Work to be completed ▸
Filter the listing and keep only the lines with the word "opportunity".

Given information ▸
-.-.-
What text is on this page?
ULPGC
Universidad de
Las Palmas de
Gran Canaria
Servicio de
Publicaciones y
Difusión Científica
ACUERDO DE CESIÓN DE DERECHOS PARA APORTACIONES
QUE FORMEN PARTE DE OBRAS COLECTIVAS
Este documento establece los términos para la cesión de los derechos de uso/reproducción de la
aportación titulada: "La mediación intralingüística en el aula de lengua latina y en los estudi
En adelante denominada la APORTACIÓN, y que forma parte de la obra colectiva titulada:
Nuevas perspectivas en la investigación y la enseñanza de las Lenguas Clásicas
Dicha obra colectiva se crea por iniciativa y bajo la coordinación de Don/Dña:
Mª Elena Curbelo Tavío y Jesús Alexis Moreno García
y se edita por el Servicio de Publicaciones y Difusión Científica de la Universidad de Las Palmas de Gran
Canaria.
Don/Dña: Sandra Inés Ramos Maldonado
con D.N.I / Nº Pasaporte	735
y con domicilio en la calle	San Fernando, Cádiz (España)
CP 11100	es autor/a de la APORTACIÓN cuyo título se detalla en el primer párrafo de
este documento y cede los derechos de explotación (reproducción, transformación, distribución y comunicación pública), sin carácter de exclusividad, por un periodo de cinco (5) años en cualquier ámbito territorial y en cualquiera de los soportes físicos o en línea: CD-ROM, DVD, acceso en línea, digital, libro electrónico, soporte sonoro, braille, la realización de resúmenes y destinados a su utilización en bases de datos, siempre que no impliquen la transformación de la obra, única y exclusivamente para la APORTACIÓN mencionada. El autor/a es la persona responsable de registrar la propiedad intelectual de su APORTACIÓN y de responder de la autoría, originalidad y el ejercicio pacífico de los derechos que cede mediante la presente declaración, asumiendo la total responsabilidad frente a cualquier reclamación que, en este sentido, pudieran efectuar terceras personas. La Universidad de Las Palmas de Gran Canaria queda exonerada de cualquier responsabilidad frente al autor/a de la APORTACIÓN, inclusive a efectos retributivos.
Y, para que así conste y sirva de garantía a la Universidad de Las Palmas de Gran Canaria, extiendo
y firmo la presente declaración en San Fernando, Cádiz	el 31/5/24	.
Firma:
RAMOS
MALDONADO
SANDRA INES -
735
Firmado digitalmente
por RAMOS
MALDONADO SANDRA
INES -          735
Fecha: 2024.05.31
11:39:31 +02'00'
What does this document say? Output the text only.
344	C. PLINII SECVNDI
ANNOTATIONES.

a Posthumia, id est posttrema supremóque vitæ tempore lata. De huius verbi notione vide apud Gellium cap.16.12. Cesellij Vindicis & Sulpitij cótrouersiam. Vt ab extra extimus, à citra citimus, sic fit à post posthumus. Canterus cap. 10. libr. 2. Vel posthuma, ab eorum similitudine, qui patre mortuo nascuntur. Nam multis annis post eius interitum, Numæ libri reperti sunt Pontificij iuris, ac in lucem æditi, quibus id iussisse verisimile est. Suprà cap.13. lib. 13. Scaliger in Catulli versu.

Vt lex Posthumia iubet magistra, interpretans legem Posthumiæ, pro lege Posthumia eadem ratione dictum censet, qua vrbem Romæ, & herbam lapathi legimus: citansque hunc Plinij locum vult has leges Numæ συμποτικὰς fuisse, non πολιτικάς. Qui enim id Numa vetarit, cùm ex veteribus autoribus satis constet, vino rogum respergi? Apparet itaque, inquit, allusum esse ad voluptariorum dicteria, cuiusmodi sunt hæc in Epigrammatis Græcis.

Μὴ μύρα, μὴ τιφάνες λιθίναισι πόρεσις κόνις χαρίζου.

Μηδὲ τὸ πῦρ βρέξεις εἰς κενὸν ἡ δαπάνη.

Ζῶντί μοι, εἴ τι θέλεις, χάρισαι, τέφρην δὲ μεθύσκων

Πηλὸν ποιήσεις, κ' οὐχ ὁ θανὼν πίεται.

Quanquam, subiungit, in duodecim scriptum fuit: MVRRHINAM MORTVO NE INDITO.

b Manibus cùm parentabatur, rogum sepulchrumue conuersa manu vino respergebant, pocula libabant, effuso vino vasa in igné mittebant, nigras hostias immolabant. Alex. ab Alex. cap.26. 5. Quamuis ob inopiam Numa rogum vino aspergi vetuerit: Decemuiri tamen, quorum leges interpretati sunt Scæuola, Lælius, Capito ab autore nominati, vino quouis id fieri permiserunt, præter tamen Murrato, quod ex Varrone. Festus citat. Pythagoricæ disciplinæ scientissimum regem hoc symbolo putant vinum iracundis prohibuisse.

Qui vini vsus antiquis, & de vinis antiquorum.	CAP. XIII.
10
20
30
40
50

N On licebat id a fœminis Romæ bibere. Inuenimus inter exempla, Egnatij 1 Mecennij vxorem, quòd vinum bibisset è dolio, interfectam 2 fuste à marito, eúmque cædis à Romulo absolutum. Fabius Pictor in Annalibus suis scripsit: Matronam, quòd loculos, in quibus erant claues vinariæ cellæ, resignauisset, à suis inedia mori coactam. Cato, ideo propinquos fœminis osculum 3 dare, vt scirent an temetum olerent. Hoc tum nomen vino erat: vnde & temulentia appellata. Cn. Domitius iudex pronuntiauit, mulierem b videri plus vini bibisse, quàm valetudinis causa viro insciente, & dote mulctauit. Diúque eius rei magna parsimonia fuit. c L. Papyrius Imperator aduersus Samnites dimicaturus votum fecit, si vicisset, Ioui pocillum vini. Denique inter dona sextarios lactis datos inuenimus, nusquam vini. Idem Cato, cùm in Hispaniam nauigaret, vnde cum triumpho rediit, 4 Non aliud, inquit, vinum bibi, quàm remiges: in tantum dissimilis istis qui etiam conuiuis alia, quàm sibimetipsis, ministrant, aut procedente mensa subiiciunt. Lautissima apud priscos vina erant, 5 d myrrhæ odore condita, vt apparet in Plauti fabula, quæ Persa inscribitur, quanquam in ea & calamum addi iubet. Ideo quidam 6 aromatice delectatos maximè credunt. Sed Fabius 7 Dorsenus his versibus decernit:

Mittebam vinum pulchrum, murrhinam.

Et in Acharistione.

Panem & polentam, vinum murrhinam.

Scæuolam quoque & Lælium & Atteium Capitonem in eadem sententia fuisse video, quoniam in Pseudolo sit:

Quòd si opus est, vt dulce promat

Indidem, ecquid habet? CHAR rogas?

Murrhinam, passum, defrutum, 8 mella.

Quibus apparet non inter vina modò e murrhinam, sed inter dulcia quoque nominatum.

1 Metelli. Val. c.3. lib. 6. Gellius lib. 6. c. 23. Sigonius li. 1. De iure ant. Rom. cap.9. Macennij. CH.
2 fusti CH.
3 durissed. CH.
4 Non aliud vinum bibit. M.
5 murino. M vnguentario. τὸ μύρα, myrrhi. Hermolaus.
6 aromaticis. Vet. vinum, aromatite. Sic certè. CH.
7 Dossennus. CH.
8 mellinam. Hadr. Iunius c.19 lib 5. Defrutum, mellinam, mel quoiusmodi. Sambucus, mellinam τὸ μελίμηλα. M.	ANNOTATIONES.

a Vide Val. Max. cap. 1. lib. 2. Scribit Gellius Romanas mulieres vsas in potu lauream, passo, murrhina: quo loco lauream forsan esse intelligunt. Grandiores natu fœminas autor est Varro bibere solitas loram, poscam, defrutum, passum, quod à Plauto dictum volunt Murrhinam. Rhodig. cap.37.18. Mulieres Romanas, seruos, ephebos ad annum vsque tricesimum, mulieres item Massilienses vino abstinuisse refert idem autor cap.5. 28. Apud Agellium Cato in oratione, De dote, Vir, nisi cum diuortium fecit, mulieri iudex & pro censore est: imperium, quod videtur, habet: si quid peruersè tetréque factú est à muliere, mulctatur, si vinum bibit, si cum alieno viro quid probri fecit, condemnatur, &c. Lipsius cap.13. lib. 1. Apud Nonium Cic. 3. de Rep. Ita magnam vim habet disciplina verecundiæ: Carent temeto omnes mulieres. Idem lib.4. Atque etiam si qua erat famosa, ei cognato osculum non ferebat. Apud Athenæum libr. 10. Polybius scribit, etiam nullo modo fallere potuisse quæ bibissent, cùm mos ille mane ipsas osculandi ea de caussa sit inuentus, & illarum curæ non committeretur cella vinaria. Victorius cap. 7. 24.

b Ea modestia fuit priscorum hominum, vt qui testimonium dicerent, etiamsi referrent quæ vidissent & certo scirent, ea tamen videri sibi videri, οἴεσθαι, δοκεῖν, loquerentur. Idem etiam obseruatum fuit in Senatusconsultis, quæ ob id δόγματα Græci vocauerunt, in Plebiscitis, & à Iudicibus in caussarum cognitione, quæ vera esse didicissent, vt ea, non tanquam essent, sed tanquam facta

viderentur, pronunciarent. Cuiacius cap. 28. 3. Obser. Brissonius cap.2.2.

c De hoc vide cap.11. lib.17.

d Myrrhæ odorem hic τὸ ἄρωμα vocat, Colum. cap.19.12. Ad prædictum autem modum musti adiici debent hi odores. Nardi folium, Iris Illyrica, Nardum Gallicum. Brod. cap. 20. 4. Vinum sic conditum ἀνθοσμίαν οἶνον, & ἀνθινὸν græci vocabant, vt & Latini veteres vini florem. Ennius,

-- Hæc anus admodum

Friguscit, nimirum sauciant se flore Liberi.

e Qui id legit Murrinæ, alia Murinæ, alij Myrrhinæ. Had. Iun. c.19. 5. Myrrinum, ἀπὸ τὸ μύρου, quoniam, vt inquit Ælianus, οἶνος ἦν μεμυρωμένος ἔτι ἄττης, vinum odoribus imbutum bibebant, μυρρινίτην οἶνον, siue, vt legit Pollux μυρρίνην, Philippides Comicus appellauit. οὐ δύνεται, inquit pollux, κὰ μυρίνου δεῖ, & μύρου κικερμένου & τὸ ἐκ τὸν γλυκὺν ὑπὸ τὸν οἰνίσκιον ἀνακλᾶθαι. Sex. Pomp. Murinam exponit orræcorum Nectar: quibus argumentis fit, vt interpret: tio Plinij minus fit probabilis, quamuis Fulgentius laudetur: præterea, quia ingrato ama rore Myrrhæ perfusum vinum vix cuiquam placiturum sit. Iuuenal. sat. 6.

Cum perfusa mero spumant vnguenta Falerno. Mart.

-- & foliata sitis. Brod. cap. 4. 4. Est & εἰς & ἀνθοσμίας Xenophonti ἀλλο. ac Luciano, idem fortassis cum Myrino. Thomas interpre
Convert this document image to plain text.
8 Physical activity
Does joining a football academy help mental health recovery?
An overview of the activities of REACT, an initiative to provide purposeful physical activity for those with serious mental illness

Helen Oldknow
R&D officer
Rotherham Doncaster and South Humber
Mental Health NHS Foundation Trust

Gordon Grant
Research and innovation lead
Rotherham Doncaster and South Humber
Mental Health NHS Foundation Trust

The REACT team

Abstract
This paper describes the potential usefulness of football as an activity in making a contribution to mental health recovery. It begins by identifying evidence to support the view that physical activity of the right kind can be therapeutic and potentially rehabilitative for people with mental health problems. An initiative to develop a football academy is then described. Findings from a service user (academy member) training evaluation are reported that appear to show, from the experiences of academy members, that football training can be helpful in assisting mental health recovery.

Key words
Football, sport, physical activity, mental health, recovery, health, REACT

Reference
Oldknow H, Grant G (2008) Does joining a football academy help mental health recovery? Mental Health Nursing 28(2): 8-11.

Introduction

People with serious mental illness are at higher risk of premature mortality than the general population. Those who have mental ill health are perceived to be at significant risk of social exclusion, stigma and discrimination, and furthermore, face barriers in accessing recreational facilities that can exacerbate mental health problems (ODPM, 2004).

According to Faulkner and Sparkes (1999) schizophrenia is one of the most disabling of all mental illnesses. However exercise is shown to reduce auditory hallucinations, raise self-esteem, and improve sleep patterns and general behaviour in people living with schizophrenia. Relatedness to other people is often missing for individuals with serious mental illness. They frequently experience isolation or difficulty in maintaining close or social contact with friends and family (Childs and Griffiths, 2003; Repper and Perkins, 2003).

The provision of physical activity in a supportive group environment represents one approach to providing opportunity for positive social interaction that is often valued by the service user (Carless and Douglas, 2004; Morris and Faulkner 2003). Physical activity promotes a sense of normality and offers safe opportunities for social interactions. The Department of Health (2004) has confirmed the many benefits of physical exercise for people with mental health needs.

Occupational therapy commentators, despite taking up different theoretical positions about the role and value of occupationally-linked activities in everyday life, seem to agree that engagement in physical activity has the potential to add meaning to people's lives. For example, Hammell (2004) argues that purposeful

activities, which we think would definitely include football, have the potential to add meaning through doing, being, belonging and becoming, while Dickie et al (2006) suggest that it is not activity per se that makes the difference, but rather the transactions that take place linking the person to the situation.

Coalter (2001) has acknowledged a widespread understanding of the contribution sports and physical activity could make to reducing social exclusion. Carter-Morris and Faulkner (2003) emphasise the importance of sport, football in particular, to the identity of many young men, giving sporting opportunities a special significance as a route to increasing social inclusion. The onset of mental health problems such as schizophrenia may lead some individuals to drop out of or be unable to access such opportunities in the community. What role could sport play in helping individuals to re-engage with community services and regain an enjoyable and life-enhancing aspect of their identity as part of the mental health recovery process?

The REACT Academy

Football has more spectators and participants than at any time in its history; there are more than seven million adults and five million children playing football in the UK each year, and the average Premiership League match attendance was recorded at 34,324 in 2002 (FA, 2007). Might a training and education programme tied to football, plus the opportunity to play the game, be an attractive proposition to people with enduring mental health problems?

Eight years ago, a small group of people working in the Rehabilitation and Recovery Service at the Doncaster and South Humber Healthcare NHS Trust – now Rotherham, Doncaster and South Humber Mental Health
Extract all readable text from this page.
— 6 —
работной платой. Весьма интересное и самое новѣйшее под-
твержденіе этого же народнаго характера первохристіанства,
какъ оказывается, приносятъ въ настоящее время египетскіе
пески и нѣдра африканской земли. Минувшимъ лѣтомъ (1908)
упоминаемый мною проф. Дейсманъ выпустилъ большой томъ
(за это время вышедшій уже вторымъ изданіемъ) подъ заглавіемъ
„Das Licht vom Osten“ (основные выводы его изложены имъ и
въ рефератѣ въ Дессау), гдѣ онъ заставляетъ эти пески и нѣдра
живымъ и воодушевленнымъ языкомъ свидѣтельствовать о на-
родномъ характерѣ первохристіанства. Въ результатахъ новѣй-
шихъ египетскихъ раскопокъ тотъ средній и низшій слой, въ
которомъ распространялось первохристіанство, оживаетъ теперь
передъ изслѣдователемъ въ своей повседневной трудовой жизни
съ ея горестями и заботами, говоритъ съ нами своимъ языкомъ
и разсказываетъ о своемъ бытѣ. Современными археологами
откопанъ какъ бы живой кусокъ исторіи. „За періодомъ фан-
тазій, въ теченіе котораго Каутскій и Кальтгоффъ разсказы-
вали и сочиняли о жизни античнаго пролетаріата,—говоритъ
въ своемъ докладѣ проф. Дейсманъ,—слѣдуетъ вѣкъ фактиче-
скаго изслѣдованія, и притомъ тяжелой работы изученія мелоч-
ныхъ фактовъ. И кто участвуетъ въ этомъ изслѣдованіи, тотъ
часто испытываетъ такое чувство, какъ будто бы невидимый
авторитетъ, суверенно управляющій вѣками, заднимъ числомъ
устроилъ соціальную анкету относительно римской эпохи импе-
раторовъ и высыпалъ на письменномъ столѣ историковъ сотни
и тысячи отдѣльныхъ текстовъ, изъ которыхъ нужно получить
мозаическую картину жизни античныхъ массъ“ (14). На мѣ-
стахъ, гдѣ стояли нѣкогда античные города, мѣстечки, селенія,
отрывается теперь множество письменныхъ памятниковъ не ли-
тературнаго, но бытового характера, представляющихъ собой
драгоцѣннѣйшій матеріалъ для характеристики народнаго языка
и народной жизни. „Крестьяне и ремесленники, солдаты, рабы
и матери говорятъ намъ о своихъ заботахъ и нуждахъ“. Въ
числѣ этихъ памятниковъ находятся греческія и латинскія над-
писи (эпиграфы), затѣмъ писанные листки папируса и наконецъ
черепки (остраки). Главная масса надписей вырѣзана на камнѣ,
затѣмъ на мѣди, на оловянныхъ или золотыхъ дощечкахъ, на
-.-.-
Solution to the problem ▸
The provision of physical activity in a supportive group environment represents one approach to providing opportunity for positive social interaction that is often valued by the service user (Carless and Douglas, 2004; Morris and Faulkner 2003). Physical activity promotes a sense of normality and offers safe opportunities for social interactions. The Department of Health (2004) has confirmed the many benefits of physical exercise for people with mental health needs.
Football has more spectators and participants than at any time in its history; there are more than seven million adults and five million children playing football in the UK each year, and the average Premiership League match attendance was recorded at 34,324 in 2002 (FA, 2007). Might a training and education programme tied to football, plus the opportunity to play the game, be an attractive proposition to people with enduring mental health problems?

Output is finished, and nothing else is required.